> GIVEN PROBLEM
Every line below that holds the string "Business" should be copied out.

> Collection entries
----------
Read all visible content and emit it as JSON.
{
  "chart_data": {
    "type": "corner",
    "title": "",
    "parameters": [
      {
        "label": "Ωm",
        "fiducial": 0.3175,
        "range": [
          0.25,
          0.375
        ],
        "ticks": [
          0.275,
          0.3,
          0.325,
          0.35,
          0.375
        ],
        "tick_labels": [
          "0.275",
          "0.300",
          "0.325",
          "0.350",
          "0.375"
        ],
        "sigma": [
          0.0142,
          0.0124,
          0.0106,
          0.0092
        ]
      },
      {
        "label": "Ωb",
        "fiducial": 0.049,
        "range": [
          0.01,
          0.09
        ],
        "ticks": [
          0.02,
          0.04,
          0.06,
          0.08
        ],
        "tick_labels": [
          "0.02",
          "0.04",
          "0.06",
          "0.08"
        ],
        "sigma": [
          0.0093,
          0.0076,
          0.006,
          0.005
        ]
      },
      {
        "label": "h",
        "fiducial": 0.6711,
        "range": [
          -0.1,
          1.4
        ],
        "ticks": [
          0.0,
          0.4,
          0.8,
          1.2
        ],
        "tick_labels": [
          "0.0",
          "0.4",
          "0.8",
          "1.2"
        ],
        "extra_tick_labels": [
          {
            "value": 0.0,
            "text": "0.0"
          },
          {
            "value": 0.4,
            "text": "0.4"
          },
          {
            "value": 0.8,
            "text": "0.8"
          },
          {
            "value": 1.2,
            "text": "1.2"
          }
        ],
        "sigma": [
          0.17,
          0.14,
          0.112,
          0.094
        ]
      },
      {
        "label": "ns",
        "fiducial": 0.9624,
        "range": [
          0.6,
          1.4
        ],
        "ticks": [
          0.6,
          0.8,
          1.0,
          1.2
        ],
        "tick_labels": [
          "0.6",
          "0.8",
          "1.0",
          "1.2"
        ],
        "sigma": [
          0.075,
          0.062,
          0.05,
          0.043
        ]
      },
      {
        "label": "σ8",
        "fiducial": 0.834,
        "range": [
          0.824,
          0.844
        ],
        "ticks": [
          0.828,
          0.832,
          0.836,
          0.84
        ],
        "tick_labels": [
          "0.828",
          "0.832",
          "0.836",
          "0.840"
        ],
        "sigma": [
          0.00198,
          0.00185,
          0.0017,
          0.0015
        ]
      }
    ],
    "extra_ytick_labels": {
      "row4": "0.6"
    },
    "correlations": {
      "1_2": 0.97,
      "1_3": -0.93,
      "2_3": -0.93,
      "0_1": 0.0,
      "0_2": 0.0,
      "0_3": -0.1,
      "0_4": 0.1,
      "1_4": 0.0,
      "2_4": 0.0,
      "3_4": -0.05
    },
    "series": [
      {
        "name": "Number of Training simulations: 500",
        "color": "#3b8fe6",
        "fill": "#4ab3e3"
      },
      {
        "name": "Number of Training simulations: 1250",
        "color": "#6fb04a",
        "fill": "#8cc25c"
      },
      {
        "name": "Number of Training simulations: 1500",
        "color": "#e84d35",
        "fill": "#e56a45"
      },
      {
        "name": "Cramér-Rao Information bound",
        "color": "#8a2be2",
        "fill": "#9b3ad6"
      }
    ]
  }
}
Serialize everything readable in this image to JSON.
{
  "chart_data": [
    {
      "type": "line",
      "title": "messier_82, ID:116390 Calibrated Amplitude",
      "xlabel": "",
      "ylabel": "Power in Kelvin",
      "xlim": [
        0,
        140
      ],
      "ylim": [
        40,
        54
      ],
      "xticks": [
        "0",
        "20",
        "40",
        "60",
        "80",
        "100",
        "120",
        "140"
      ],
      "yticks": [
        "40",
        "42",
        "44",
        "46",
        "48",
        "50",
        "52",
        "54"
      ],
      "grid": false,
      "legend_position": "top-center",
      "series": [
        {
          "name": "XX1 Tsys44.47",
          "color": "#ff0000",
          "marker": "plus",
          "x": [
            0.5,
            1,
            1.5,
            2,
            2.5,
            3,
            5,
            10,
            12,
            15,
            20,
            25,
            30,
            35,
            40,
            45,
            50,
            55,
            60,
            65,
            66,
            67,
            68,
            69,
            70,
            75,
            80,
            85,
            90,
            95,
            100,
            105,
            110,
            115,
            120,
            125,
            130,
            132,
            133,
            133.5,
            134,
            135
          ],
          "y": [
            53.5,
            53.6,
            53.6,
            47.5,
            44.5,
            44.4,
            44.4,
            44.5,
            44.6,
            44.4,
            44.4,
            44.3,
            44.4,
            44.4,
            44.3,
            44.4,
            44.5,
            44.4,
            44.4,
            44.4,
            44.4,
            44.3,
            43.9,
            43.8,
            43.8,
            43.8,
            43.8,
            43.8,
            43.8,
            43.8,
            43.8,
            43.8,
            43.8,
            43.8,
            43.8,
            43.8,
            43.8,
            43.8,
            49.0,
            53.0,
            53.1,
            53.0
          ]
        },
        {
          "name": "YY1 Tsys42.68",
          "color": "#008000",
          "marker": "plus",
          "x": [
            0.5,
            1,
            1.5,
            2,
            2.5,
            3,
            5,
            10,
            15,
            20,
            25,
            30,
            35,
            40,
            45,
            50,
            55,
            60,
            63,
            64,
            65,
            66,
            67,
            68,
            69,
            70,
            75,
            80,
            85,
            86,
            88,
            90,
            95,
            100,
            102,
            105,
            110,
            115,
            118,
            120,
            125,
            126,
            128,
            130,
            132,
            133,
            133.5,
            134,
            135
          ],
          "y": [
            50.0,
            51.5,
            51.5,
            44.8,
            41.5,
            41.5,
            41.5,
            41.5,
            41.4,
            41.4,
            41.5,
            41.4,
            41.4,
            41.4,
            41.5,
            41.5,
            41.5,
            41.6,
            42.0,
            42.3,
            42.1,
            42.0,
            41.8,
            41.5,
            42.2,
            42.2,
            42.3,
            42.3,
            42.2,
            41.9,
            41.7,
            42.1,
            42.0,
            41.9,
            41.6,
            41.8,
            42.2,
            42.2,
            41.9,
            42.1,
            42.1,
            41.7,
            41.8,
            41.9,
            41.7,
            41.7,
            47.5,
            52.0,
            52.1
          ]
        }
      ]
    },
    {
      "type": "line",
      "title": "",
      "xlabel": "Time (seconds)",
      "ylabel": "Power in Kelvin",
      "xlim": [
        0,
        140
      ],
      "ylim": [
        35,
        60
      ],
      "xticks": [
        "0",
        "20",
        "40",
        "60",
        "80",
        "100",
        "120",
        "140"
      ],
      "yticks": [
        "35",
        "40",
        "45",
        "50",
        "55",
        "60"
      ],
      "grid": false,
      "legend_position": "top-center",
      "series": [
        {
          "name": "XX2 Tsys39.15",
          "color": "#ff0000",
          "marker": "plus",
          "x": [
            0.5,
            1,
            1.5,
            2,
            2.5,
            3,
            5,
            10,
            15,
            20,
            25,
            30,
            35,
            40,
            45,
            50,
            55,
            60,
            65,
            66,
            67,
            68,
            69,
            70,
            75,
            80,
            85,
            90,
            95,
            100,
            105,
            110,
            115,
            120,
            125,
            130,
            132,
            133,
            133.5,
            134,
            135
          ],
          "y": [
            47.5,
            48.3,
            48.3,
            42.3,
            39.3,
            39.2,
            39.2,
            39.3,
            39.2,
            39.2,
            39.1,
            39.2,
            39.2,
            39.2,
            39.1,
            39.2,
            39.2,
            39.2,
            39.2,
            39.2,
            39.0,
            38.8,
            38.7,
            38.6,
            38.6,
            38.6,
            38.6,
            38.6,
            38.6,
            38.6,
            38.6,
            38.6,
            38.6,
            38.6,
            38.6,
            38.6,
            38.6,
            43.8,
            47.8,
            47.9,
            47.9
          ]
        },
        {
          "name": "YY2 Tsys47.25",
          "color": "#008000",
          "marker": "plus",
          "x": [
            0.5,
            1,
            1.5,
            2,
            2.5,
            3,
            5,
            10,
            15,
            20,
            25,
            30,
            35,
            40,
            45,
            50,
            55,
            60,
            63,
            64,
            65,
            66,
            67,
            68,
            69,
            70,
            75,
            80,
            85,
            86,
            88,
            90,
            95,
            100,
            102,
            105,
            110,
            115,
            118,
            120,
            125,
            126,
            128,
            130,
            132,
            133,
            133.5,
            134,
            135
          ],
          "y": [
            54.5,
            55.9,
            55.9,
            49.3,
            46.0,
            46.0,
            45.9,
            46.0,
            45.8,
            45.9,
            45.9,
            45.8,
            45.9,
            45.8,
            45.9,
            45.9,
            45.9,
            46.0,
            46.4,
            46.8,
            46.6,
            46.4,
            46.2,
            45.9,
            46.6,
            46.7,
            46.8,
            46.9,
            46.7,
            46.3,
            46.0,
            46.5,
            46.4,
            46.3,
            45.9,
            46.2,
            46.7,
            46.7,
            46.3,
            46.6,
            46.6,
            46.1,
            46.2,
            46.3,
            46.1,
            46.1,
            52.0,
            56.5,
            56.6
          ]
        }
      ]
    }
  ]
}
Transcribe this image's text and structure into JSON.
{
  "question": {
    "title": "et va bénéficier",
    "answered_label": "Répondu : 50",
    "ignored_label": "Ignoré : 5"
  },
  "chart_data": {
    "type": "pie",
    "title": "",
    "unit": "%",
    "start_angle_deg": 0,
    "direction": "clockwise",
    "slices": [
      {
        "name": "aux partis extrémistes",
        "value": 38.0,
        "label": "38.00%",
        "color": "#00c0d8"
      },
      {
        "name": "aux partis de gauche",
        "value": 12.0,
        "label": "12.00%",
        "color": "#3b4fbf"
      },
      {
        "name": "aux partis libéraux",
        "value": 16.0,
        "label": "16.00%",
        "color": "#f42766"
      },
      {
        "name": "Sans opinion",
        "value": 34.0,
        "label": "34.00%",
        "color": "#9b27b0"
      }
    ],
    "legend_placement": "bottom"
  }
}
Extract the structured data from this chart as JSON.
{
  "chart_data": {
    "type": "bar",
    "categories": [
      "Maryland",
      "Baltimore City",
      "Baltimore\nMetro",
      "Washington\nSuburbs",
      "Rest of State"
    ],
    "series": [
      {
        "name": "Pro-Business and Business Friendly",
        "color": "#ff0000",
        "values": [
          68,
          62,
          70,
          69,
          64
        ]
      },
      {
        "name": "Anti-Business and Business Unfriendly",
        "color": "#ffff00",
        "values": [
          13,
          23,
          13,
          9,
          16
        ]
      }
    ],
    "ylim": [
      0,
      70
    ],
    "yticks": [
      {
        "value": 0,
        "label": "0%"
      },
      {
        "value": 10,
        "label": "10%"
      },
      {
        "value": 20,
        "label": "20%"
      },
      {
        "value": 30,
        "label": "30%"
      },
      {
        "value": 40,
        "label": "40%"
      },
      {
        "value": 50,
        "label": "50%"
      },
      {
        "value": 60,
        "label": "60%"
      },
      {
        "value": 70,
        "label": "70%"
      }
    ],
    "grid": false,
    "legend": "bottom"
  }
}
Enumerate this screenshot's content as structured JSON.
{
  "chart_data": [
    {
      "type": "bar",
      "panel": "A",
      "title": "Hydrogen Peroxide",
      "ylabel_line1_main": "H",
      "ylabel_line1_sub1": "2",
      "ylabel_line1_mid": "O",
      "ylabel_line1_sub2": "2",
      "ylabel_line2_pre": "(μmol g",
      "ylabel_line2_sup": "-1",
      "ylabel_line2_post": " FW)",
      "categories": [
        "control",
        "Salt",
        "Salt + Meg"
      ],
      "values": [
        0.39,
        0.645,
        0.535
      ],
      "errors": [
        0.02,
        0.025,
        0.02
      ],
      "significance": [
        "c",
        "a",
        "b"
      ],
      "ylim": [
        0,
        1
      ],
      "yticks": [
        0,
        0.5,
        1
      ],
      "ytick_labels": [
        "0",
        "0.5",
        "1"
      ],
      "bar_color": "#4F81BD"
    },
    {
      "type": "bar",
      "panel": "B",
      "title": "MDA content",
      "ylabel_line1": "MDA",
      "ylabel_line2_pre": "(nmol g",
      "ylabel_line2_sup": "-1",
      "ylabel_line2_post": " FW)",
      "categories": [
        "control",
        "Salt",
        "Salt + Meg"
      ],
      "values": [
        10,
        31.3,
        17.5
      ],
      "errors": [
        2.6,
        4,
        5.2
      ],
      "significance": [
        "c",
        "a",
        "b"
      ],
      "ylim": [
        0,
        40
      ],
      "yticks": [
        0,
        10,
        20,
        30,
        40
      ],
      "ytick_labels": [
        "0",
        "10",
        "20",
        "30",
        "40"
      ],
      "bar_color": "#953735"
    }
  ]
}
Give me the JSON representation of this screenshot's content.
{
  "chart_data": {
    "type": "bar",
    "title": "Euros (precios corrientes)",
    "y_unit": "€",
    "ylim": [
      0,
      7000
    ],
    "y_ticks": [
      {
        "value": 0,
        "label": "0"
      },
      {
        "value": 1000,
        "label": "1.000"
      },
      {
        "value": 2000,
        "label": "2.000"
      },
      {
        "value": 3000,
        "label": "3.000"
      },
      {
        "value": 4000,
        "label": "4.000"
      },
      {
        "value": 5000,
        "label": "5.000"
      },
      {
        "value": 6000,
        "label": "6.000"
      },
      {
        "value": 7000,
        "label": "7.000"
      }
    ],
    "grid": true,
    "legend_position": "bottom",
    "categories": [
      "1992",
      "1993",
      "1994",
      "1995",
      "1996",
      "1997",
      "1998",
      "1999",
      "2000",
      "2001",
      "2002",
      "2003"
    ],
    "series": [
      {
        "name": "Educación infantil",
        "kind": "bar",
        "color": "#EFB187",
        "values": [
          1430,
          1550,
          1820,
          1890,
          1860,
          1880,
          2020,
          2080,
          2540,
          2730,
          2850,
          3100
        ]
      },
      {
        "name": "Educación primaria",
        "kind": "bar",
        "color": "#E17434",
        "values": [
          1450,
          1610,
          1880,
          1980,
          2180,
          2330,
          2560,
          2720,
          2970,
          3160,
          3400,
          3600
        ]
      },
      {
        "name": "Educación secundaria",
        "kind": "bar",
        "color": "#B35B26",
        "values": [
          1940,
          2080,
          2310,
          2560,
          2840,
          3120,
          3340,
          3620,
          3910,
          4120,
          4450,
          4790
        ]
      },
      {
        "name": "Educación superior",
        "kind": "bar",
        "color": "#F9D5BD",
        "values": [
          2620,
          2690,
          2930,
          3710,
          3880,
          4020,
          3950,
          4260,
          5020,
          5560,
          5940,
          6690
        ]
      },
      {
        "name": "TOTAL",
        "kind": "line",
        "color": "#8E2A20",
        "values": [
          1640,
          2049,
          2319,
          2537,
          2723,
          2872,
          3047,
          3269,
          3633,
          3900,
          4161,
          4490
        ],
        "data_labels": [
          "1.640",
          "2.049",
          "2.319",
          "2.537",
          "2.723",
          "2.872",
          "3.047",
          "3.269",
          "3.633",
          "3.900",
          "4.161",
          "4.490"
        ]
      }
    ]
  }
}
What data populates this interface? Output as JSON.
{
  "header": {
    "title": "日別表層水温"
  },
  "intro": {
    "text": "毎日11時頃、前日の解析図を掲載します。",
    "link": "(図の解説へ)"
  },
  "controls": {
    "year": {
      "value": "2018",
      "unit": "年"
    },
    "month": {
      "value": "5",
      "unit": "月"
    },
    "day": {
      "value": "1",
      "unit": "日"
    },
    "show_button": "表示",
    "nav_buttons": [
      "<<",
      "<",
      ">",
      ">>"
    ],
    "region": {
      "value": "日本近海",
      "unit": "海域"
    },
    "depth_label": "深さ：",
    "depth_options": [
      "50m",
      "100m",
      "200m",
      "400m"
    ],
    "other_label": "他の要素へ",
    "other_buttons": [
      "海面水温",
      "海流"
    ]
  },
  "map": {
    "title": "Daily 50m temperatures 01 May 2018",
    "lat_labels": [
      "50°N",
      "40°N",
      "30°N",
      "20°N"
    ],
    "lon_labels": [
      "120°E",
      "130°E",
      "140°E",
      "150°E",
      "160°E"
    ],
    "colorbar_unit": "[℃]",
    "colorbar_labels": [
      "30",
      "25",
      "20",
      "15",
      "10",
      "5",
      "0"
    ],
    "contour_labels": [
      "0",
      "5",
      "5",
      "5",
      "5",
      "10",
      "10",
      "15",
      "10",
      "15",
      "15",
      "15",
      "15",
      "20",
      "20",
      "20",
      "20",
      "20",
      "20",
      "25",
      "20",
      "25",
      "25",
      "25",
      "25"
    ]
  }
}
----------
> TASK RESPONSE
        "name": "Pro-Business and Business Friendly",
        "name": "Anti-Business and Business Unfriendly",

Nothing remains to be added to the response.